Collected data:

⁂

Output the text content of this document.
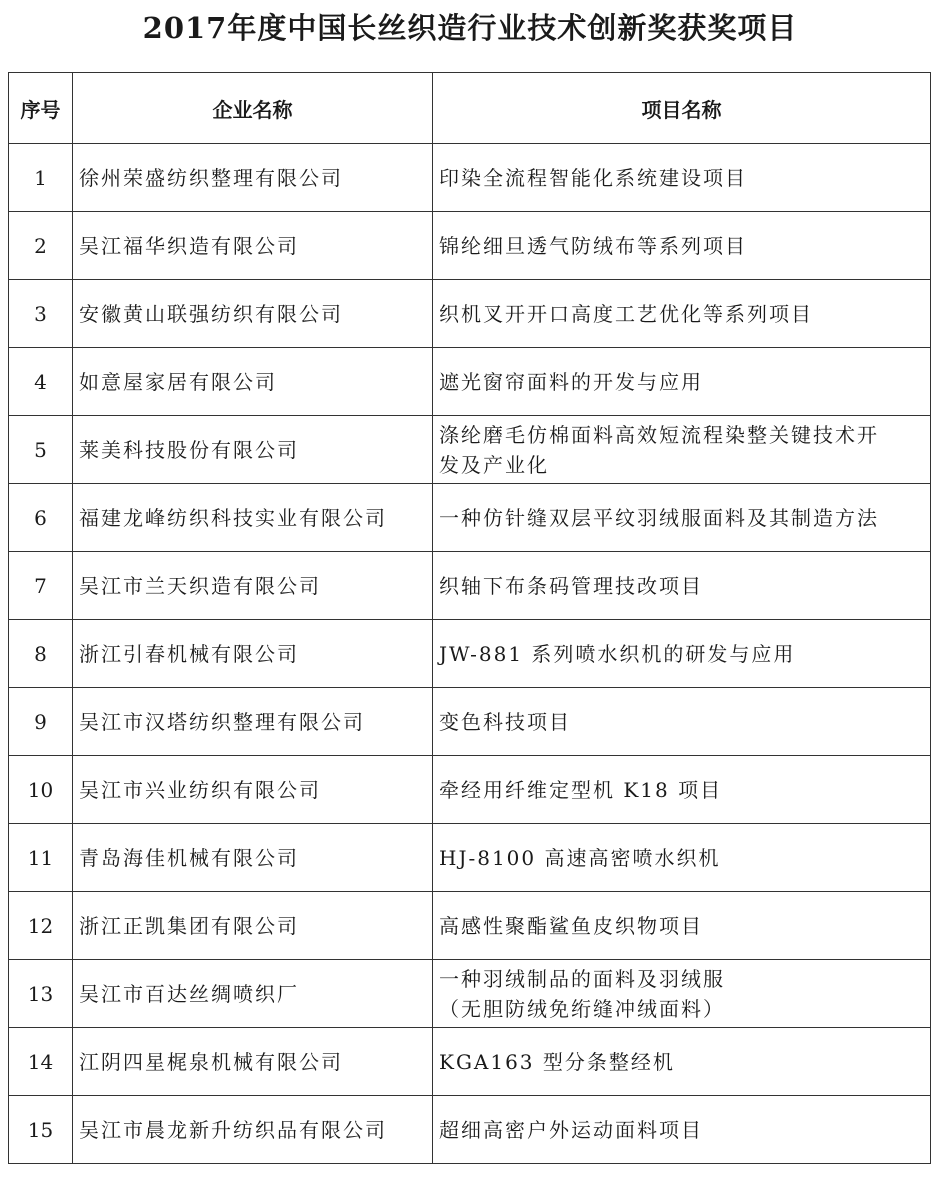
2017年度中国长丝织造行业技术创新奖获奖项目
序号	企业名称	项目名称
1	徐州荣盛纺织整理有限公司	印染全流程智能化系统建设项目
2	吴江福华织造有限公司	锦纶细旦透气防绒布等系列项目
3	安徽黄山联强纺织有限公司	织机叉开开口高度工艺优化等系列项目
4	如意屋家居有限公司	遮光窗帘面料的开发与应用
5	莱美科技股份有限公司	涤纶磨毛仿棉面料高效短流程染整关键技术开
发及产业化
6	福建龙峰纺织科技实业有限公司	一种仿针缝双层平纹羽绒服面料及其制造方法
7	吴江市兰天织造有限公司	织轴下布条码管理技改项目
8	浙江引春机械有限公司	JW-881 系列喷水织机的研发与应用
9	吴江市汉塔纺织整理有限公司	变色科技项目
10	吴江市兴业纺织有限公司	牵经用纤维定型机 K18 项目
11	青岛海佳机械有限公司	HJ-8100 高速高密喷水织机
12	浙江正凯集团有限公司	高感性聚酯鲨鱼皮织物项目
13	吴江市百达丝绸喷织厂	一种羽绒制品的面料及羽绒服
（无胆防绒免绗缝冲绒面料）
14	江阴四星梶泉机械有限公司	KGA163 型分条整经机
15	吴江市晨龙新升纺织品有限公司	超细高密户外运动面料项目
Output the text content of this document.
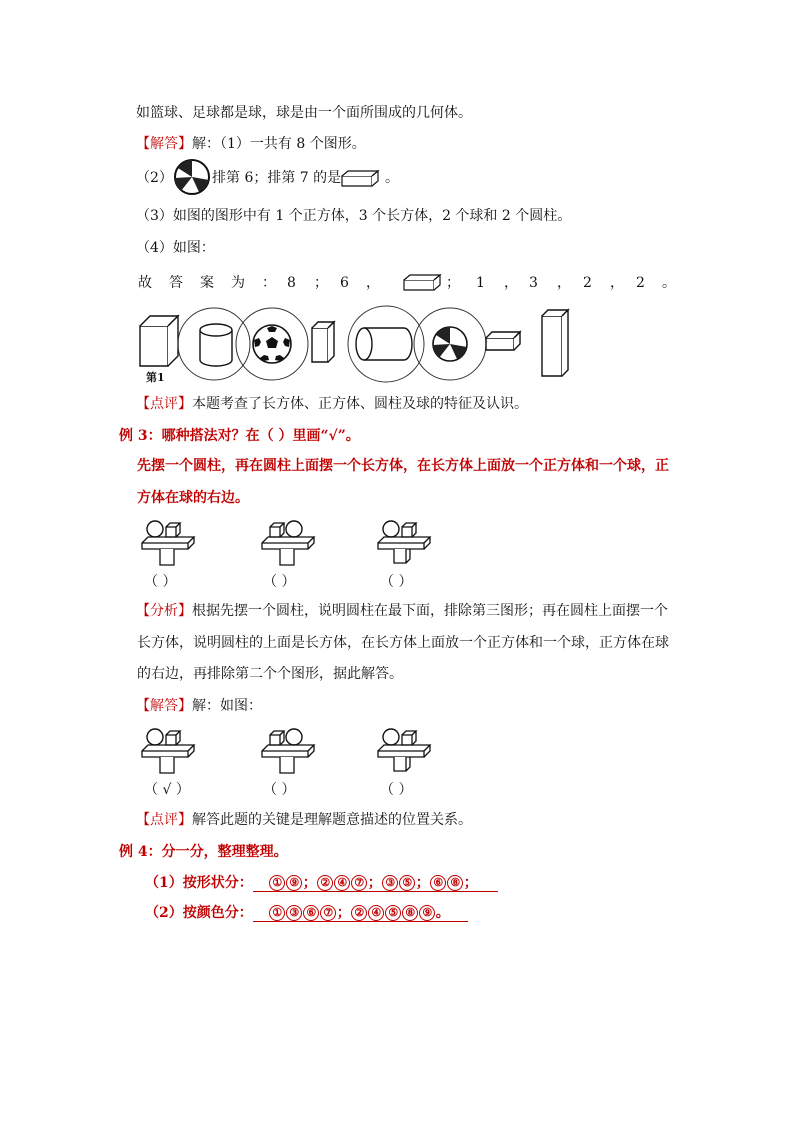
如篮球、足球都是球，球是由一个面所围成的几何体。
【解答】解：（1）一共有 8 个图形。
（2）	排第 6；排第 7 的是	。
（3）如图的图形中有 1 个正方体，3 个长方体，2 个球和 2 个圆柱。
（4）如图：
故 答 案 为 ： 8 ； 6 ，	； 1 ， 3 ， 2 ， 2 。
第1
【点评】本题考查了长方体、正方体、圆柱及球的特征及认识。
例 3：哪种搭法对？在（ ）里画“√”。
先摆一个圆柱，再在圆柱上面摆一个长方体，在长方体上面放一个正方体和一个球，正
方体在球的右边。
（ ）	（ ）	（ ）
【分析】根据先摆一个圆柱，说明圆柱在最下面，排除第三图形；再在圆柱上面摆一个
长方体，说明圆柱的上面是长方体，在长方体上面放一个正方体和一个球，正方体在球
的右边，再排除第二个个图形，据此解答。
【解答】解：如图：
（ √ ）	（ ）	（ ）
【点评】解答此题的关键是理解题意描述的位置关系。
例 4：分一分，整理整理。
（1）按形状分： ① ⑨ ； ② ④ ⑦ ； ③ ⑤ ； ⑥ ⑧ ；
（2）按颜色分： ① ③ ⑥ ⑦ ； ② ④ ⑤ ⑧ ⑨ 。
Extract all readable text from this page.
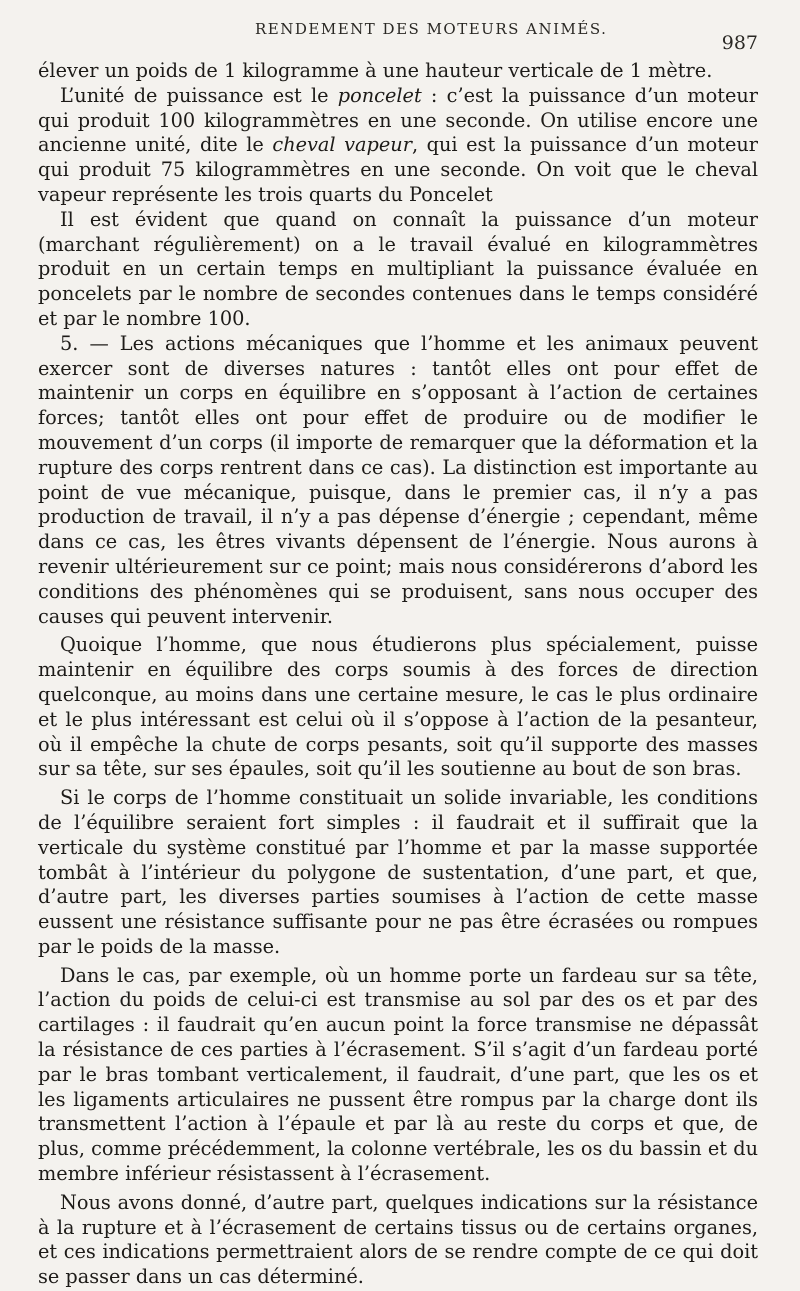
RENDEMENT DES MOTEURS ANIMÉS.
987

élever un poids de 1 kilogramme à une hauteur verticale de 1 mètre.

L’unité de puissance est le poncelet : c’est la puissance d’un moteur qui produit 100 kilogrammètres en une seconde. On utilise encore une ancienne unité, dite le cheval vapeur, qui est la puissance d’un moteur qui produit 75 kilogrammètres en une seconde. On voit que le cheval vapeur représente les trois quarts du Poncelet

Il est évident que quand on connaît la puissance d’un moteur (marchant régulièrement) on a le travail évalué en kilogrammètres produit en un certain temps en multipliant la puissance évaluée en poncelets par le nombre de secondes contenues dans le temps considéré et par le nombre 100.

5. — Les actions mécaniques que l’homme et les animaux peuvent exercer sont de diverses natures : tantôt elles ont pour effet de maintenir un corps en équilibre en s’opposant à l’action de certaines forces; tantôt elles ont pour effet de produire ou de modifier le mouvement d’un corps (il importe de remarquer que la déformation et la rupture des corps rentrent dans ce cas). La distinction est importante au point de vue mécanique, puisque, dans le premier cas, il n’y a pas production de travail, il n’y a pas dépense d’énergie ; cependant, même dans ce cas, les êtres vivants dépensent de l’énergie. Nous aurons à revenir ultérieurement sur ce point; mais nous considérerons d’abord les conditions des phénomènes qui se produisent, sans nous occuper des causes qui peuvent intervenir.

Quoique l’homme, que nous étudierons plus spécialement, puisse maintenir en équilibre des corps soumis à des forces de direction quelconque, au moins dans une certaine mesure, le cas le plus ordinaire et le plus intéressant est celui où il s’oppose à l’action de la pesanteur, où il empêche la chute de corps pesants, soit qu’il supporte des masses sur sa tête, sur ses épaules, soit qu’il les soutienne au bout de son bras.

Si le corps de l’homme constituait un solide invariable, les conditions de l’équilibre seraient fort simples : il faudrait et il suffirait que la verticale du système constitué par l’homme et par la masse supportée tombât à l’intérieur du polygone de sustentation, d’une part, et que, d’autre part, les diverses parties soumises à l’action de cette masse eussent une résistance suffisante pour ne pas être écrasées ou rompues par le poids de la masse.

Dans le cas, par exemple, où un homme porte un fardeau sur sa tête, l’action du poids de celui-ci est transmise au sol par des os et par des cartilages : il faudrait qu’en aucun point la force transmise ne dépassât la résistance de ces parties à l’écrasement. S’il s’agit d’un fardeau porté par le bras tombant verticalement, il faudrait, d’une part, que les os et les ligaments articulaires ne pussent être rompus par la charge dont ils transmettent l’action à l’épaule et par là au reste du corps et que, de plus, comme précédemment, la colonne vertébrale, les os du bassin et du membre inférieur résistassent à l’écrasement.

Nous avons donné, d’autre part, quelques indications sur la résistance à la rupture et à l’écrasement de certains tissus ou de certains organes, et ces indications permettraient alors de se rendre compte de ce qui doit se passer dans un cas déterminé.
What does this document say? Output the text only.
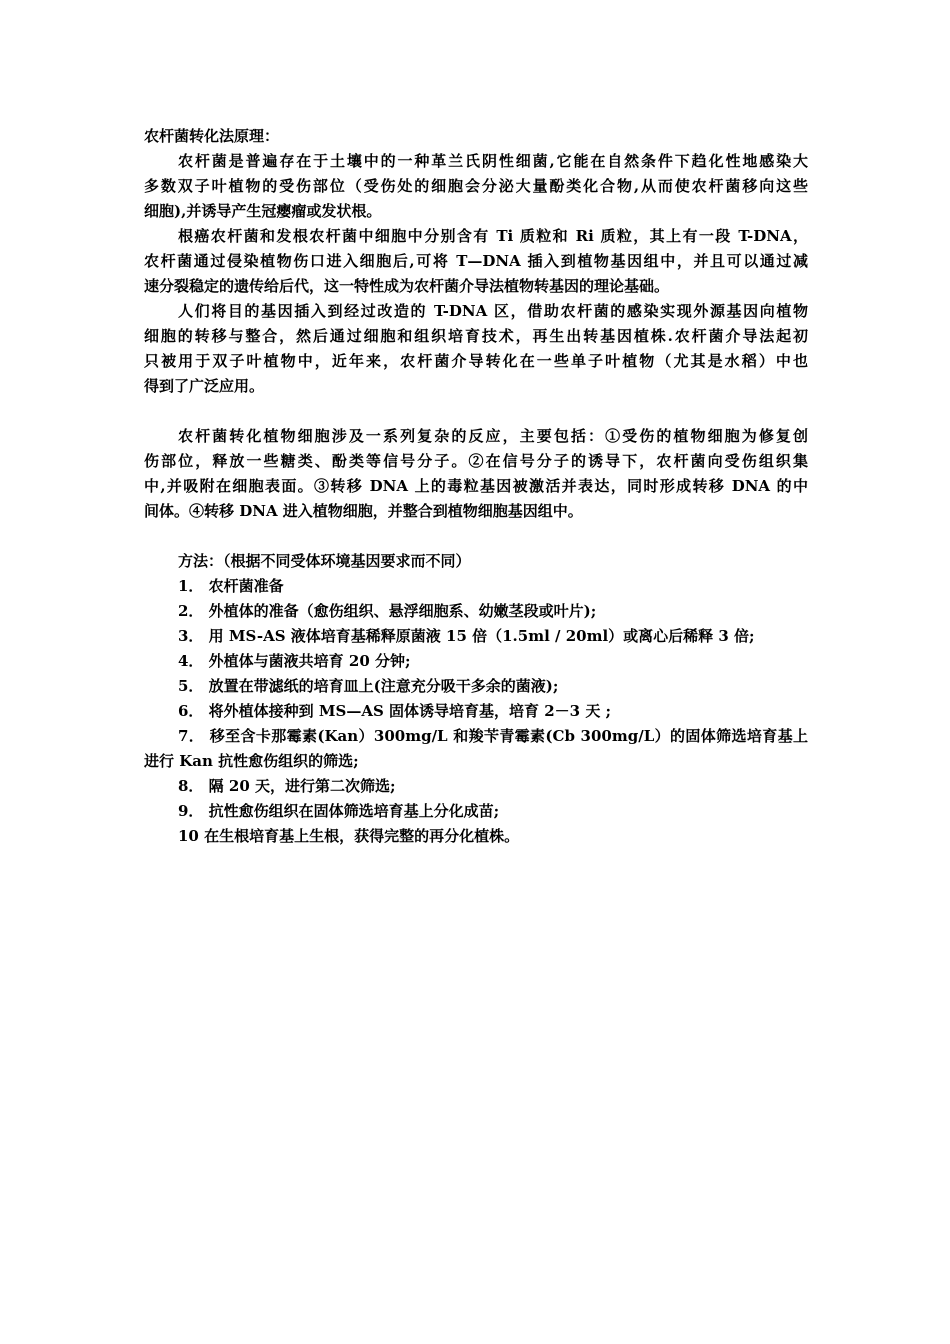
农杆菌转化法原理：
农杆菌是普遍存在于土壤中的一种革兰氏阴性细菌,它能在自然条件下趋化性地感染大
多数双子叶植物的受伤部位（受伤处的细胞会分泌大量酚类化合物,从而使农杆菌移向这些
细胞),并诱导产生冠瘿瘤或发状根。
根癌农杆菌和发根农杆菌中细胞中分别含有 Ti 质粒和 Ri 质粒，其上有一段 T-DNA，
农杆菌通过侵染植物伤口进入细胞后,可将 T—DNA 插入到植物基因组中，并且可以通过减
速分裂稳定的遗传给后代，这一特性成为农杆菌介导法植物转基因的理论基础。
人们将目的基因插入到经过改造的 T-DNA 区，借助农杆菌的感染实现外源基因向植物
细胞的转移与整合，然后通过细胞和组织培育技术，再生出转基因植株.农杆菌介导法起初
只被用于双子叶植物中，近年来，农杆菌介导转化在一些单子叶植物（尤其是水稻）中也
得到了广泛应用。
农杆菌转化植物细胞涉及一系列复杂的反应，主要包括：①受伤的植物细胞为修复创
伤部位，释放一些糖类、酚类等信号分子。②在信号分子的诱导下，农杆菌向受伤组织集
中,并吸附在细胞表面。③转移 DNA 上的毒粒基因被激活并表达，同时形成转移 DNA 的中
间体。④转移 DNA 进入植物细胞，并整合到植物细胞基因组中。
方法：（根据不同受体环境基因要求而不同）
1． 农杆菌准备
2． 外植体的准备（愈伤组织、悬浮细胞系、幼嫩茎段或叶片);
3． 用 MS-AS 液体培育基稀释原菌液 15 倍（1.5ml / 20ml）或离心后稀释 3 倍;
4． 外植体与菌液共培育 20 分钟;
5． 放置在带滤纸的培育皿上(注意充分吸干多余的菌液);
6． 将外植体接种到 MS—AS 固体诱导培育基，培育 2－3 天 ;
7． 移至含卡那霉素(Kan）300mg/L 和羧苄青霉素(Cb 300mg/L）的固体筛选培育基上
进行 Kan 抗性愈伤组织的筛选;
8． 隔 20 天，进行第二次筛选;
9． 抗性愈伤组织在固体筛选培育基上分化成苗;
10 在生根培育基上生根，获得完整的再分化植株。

⁂

Return the whole listing, word for word, and leave out every picture.

Output the text content of this document.
2017年度中国长丝织造行业技术创新奖获奖项目
序号	企业名称	项目名称
1	徐州荣盛纺织整理有限公司	印染全流程智能化系统建设项目
2	吴江福华织造有限公司	锦纶细旦透气防绒布等系列项目
3	安徽黄山联强纺织有限公司	织机叉开开口高度工艺优化等系列项目
4	如意屋家居有限公司	遮光窗帘面料的开发与应用
5	莱美科技股份有限公司	涤纶磨毛仿棉面料高效短流程染整关键技术开
发及产业化
6	福建龙峰纺织科技实业有限公司	一种仿针缝双层平纹羽绒服面料及其制造方法
7	吴江市兰天织造有限公司	织轴下布条码管理技改项目
8	浙江引春机械有限公司	JW-881 系列喷水织机的研发与应用
9	吴江市汉塔纺织整理有限公司	变色科技项目
10	吴江市兴业纺织有限公司	牵经用纤维定型机 K18 项目
11	青岛海佳机械有限公司	HJ-8100 高速高密喷水织机
12	浙江正凯集团有限公司	高感性聚酯鲨鱼皮织物项目
13	吴江市百达丝绸喷织厂	一种羽绒制品的面料及羽绒服
（无胆防绒免绗缝冲绒面料）
14	江阴四星梶泉机械有限公司	KGA163 型分条整经机
15	吴江市晨龙新升纺织品有限公司	超细高密户外运动面料项目
Output the text content of this document.
如篮球、足球都是球，球是由一个面所围成的几何体。
【解答】解：（1）一共有 8 个图形。
（2）	排第 6；排第 7 的是	。
（3）如图的图形中有 1 个正方体，3 个长方体，2 个球和 2 个圆柱。
（4）如图：
故 答 案 为 ： 8 ； 6 ，	； 1 ， 3 ， 2 ， 2 。
第1
【点评】本题考查了长方体、正方体、圆柱及球的特征及认识。
例 3：哪种搭法对？在（ ）里画“√”。
先摆一个圆柱，再在圆柱上面摆一个长方体，在长方体上面放一个正方体和一个球，正
方体在球的右边。
（ ）	（ ）	（ ）
【分析】根据先摆一个圆柱，说明圆柱在最下面，排除第三图形；再在圆柱上面摆一个
长方体，说明圆柱的上面是长方体，在长方体上面放一个正方体和一个球，正方体在球
的右边，再排除第二个个图形，据此解答。
【解答】解：如图：
（ √ ）	（ ）	（ ）
【点评】解答此题的关键是理解题意描述的位置关系。
例 4：分一分，整理整理。
（1）按形状分： ① ⑨ ； ② ④ ⑦ ； ③ ⑤ ； ⑥ ⑧ ；
（2）按颜色分： ① ③ ⑥ ⑦ ； ② ④ ⑤ ⑧ ⑨ 。
Extract all readable text from this page.
RENDEMENT DES MOTEURS ANIMÉS.
987

élever un poids de 1 kilogramme à une hauteur verticale de 1 mètre.

L’unité de puissance est le poncelet : c’est la puissance d’un moteur qui produit 100 kilogrammètres en une seconde. On utilise encore une ancienne unité, dite le cheval vapeur, qui est la puissance d’un moteur qui produit 75 kilogrammètres en une seconde. On voit que le cheval vapeur représente les trois quarts du Poncelet

Il est évident que quand on connaît la puissance d’un moteur (marchant régulièrement) on a le travail évalué en kilogrammètres produit en un certain temps en multipliant la puissance évaluée en poncelets par le nombre de secondes contenues dans le temps considéré et par le nombre 100.

5. — Les actions mécaniques que l’homme et les animaux peuvent exercer sont de diverses natures : tantôt elles ont pour effet de maintenir un corps en équilibre en s’opposant à l’action de certaines forces; tantôt elles ont pour effet de produire ou de modifier le mouvement d’un corps (il importe de remarquer que la déformation et la rupture des corps rentrent dans ce cas). La distinction est importante au point de vue mécanique, puisque, dans le premier cas, il n’y a pas production de travail, il n’y a pas dépense d’énergie ; cependant, même dans ce cas, les êtres vivants dépensent de l’énergie. Nous aurons à revenir ultérieurement sur ce point; mais nous considérerons d’abord les conditions des phénomènes qui se produisent, sans nous occuper des causes qui peuvent intervenir.

Quoique l’homme, que nous étudierons plus spécialement, puisse maintenir en équilibre des corps soumis à des forces de direction quelconque, au moins dans une certaine mesure, le cas le plus ordinaire et le plus intéressant est celui où il s’oppose à l’action de la pesanteur, où il empêche la chute de corps pesants, soit qu’il supporte des masses sur sa tête, sur ses épaules, soit qu’il les soutienne au bout de son bras.

Si le corps de l’homme constituait un solide invariable, les conditions de l’équilibre seraient fort simples : il faudrait et il suffirait que la verticale du système constitué par l’homme et par la masse supportée tombât à l’intérieur du polygone de sustentation, d’une part, et que, d’autre part, les diverses parties soumises à l’action de cette masse eussent une résistance suffisante pour ne pas être écrasées ou rompues par le poids de la masse.

Dans le cas, par exemple, où un homme porte un fardeau sur sa tête, l’action du poids de celui-ci est transmise au sol par des os et par des cartilages : il faudrait qu’en aucun point la force transmise ne dépassât la résistance de ces parties à l’écrasement. S’il s’agit d’un fardeau porté par le bras tombant verticalement, il faudrait, d’une part, que les os et les ligaments articulaires ne pussent être rompus par la charge dont ils transmettent l’action à l’épaule et par là au reste du corps et que, de plus, comme précédemment, la colonne vertébrale, les os du bassin et du membre inférieur résistassent à l’écrasement.

Nous avons donné, d’autre part, quelques indications sur la résistance à la rupture et à l’écrasement de certains tissus ou de certains organes, et ces indications permettraient alors de se rendre compte de ce qui doit se passer dans un cas déterminé.
What does this document say? Output the text only.
农杆菌转化法原理：
农杆菌是普遍存在于土壤中的一种革兰氏阴性细菌,它能在自然条件下趋化性地感染大
多数双子叶植物的受伤部位（受伤处的细胞会分泌大量酚类化合物,从而使农杆菌移向这些
细胞),并诱导产生冠瘿瘤或发状根。
根癌农杆菌和发根农杆菌中细胞中分别含有 Ti 质粒和 Ri 质粒，其上有一段 T-DNA，
农杆菌通过侵染植物伤口进入细胞后,可将 T—DNA 插入到植物基因组中，并且可以通过减
速分裂稳定的遗传给后代，这一特性成为农杆菌介导法植物转基因的理论基础。
人们将目的基因插入到经过改造的 T-DNA 区，借助农杆菌的感染实现外源基因向植物
细胞的转移与整合，然后通过细胞和组织培育技术，再生出转基因植株.农杆菌介导法起初
只被用于双子叶植物中，近年来，农杆菌介导转化在一些单子叶植物（尤其是水稻）中也
得到了广泛应用。
农杆菌转化植物细胞涉及一系列复杂的反应，主要包括：①受伤的植物细胞为修复创
伤部位，释放一些糖类、酚类等信号分子。②在信号分子的诱导下，农杆菌向受伤组织集
中,并吸附在细胞表面。③转移 DNA 上的毒粒基因被激活并表达，同时形成转移 DNA 的中
间体。④转移 DNA 进入植物细胞，并整合到植物细胞基因组中。
方法：（根据不同受体环境基因要求而不同）
1． 农杆菌准备
2． 外植体的准备（愈伤组织、悬浮细胞系、幼嫩茎段或叶片);
3． 用 MS-AS 液体培育基稀释原菌液 15 倍（1.5ml / 20ml）或离心后稀释 3 倍;
4． 外植体与菌液共培育 20 分钟;
5． 放置在带滤纸的培育皿上(注意充分吸干多余的菌液);
6． 将外植体接种到 MS—AS 固体诱导培育基，培育 2－3 天 ;
7． 移至含卡那霉素(Kan）300mg/L 和羧苄青霉素(Cb 300mg/L）的固体筛选培育基上
进行 Kan 抗性愈伤组织的筛选;
8． 隔 20 天，进行第二次筛选;
9． 抗性愈伤组织在固体筛选培育基上分化成苗;
10 在生根培育基上生根，获得完整的再分化植株。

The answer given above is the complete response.